*The exercise*. Here are records with pictures in them. Copy all of them exactly and leave the pictures out.

*Data rows*.
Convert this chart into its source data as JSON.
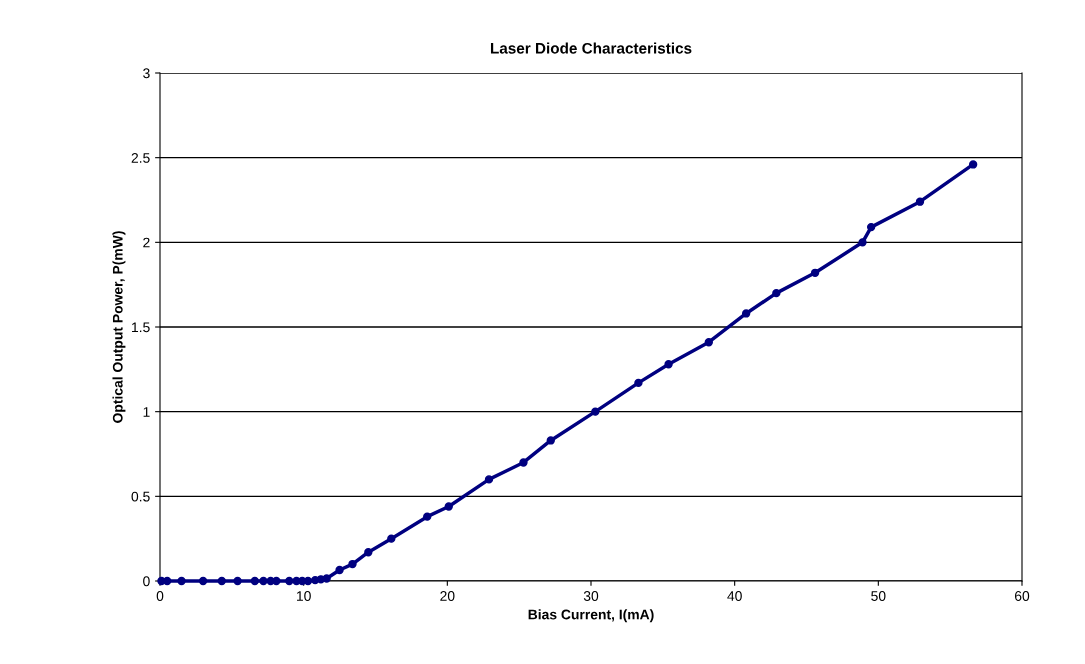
{
  "chart_data": {
    "type": "line",
    "title": "Laser Diode Characteristics",
    "xlabel": "Bias Current, I(mA)",
    "ylabel": "Optical Output Power, P(mW)",
    "x": [
      0.1,
      0.5,
      1.5,
      3.0,
      4.3,
      5.4,
      6.6,
      7.2,
      7.7,
      8.1,
      9.0,
      9.5,
      9.9,
      10.3,
      10.8,
      11.2,
      11.6,
      12.5,
      13.4,
      14.5,
      16.1,
      18.6,
      20.1,
      22.9,
      25.3,
      27.2,
      30.3,
      33.3,
      35.4,
      38.2,
      40.8,
      42.9,
      45.6,
      48.9,
      49.5,
      52.9,
      56.6
    ],
    "series": [
      {
        "color": "#000080",
        "values": [
          0,
          0,
          0,
          0,
          0,
          0,
          0,
          0,
          0,
          0,
          0,
          0,
          0,
          0,
          0.005,
          0.01,
          0.015,
          0.065,
          0.1,
          0.17,
          0.25,
          0.38,
          0.44,
          0.6,
          0.7,
          0.83,
          1.0,
          1.17,
          1.28,
          1.41,
          1.58,
          1.7,
          1.82,
          2.0,
          2.09,
          2.24,
          2.46
        ]
      }
    ],
    "xlim": [
      0,
      60
    ],
    "xticks": [
      0,
      10,
      20,
      30,
      40,
      50,
      60
    ],
    "ylim": [
      0,
      3
    ],
    "yticks": [
      0,
      0.5,
      1,
      1.5,
      2,
      2.5,
      3
    ],
    "grid": "y",
    "marker": "circle",
    "line_style": "solid",
    "legend": false
  }
}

*Solution*.
Convert this chart into its source data as JSON.
{
  "chart_data": {
    "type": "line",
    "title": "Laser Diode Characteristics",
    "xlabel": "Bias Current, I(mA)",
    "ylabel": "Optical Output Power, P(mW)",
    "x": [
      0.1,
      0.5,
      1.5,
      3.0,
      4.3,
      5.4,
      6.6,
      7.2,
      7.7,
      8.1,
      9.0,
      9.5,
      9.9,
      10.3,
      10.8,
      11.2,
      11.6,
      12.5,
      13.4,
      14.5,
      16.1,
      18.6,
      20.1,
      22.9,
      25.3,
      27.2,
      30.3,
      33.3,
      35.4,
      38.2,
      40.8,
      42.9,
      45.6,
      48.9,
      49.5,
      52.9,
      56.6
    ],
    "series": [
      {
        "color": "#000080",
        "values": [
          0,
          0,
          0,
          0,
          0,
          0,
          0,
          0,
          0,
          0,
          0,
          0,
          0,
          0,
          0.005,
          0.01,
          0.015,
          0.065,
          0.1,
          0.17,
          0.25,
          0.38,
          0.44,
          0.6,
          0.7,
          0.83,
          1.0,
          1.17,
          1.28,
          1.41,
          1.58,
          1.7,
          1.82,
          2.0,
          2.09,
          2.24,
          2.46
        ]
      }
    ],
    "xlim": [
      0,
      60
    ],
    "xticks": [
      0,
      10,
      20,
      30,
      40,
      50,
      60
    ],
    "ylim": [
      0,
      3
    ],
    "yticks": [
      0,
      0.5,
      1,
      1.5,
      2,
      2.5,
      3
    ],
    "grid": "y",
    "marker": "circle",
    "line_style": "solid",
    "legend": false
  }
}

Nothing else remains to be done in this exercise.